◆ OBJECTIVE
Drop all images and give the records again exactly.

— START OF DATA ENTRIES —

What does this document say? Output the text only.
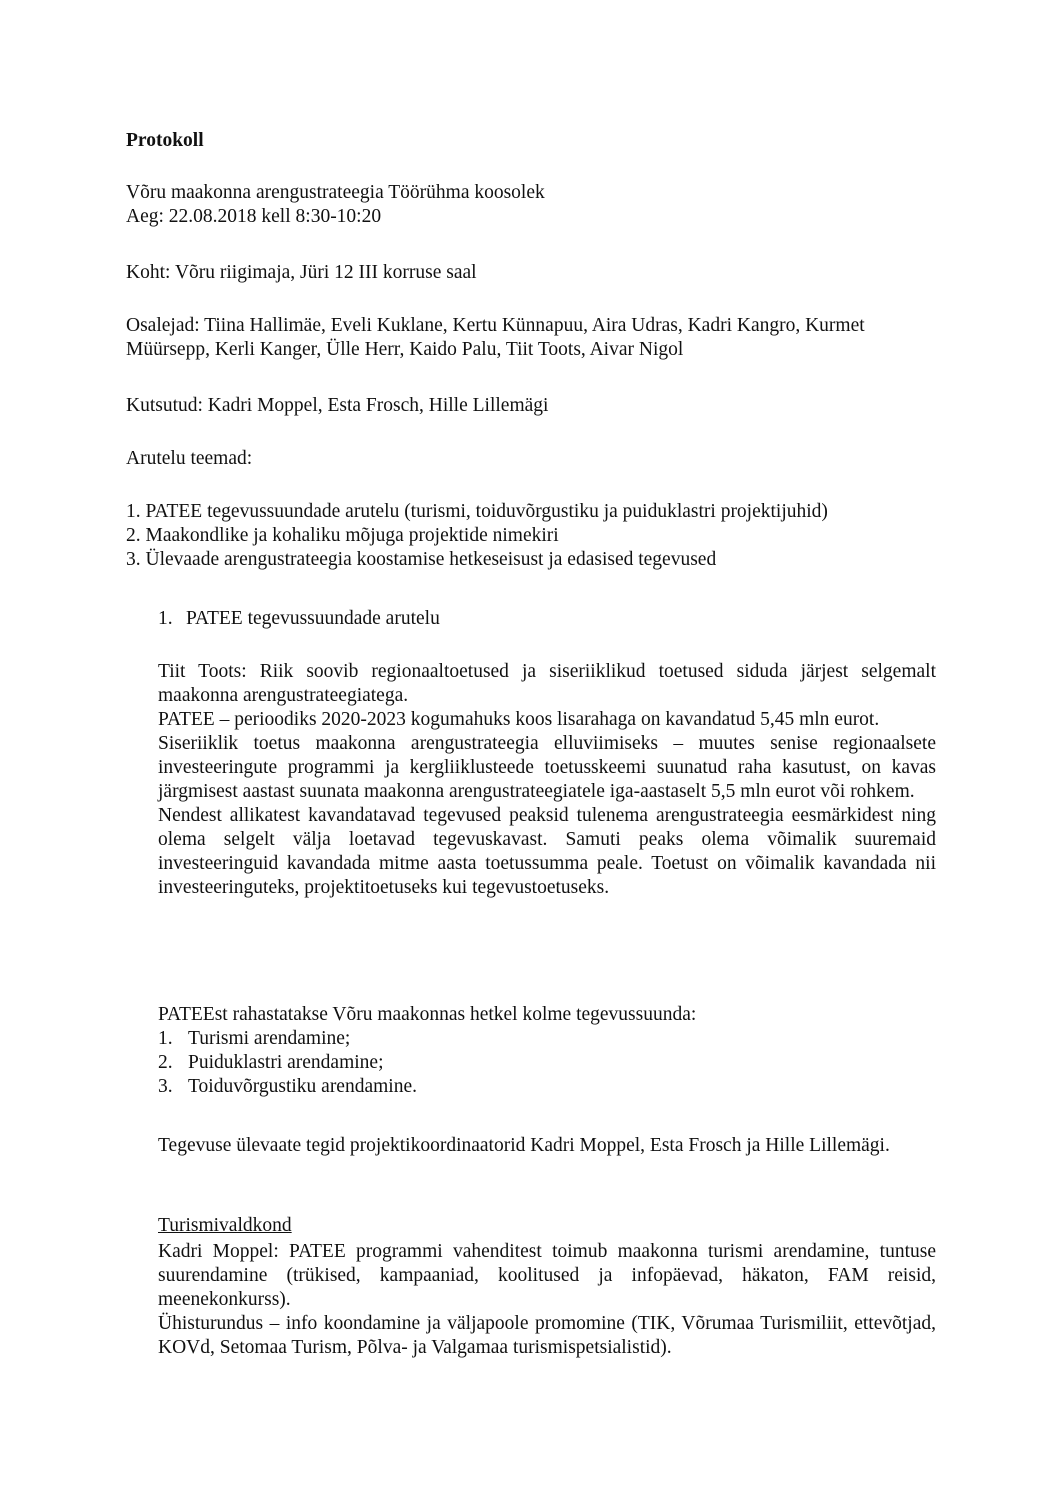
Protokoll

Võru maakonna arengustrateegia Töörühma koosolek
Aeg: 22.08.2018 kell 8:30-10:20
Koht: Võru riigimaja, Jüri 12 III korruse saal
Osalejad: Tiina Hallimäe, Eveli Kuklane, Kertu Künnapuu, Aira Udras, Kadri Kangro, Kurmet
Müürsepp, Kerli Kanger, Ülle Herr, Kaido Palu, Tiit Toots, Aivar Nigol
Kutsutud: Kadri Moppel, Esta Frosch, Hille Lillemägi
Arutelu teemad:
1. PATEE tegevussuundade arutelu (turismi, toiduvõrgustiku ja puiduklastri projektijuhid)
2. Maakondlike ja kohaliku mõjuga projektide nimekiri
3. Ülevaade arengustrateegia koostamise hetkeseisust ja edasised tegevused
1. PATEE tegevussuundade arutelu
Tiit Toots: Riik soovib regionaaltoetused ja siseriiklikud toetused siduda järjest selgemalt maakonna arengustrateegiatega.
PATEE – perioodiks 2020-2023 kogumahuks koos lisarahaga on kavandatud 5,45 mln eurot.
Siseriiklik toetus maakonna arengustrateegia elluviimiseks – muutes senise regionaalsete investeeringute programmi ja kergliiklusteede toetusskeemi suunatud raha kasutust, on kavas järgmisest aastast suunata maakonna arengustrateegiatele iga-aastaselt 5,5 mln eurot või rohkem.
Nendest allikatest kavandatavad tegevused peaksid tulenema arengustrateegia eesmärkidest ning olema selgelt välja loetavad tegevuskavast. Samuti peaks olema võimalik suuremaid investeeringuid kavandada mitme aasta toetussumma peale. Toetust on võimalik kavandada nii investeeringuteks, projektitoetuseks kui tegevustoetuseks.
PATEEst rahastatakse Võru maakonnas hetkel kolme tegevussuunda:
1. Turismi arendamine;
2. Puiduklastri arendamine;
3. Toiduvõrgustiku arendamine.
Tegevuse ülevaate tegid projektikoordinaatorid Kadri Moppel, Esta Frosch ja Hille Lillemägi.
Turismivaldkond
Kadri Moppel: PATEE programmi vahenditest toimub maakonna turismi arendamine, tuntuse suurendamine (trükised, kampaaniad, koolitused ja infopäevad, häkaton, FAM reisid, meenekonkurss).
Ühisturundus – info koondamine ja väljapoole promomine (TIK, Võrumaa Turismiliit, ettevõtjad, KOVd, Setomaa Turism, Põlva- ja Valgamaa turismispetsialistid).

— END OF DATA ENTRIES —

◆ OUTPUT FOR THIS EXERCISE
What does this document say? Output the text only.
Protokoll

Võru maakonna arengustrateegia Töörühma koosolek
Aeg: 22.08.2018 kell 8:30-10:20
Koht: Võru riigimaja, Jüri 12 III korruse saal
Osalejad: Tiina Hallimäe, Eveli Kuklane, Kertu Künnapuu, Aira Udras, Kadri Kangro, Kurmet
Müürsepp, Kerli Kanger, Ülle Herr, Kaido Palu, Tiit Toots, Aivar Nigol
Kutsutud: Kadri Moppel, Esta Frosch, Hille Lillemägi
Arutelu teemad:
1. PATEE tegevussuundade arutelu (turismi, toiduvõrgustiku ja puiduklastri projektijuhid)
2. Maakondlike ja kohaliku mõjuga projektide nimekiri
3. Ülevaade arengustrateegia koostamise hetkeseisust ja edasised tegevused
1. PATEE tegevussuundade arutelu
Tiit Toots: Riik soovib regionaaltoetused ja siseriiklikud toetused siduda järjest selgemalt maakonna arengustrateegiatega.
PATEE – perioodiks 2020-2023 kogumahuks koos lisarahaga on kavandatud 5,45 mln eurot.
Siseriiklik toetus maakonna arengustrateegia elluviimiseks – muutes senise regionaalsete investeeringute programmi ja kergliiklusteede toetusskeemi suunatud raha kasutust, on kavas järgmisest aastast suunata maakonna arengustrateegiatele iga-aastaselt 5,5 mln eurot või rohkem.
Nendest allikatest kavandatavad tegevused peaksid tulenema arengustrateegia eesmärkidest ning olema selgelt välja loetavad tegevuskavast. Samuti peaks olema võimalik suuremaid investeeringuid kavandada mitme aasta toetussumma peale. Toetust on võimalik kavandada nii investeeringuteks, projektitoetuseks kui tegevustoetuseks.
PATEEst rahastatakse Võru maakonnas hetkel kolme tegevussuunda:
1. Turismi arendamine;
2. Puiduklastri arendamine;
3. Toiduvõrgustiku arendamine.
Tegevuse ülevaate tegid projektikoordinaatorid Kadri Moppel, Esta Frosch ja Hille Lillemägi.
Turismivaldkond
Kadri Moppel: PATEE programmi vahenditest toimub maakonna turismi arendamine, tuntuse suurendamine (trükised, kampaaniad, koolitused ja infopäevad, häkaton, FAM reisid, meenekonkurss).
Ühisturundus – info koondamine ja väljapoole promomine (TIK, Võrumaa Turismiliit, ettevõtjad, KOVd, Setomaa Turism, Põlva- ja Valgamaa turismispetsialistid).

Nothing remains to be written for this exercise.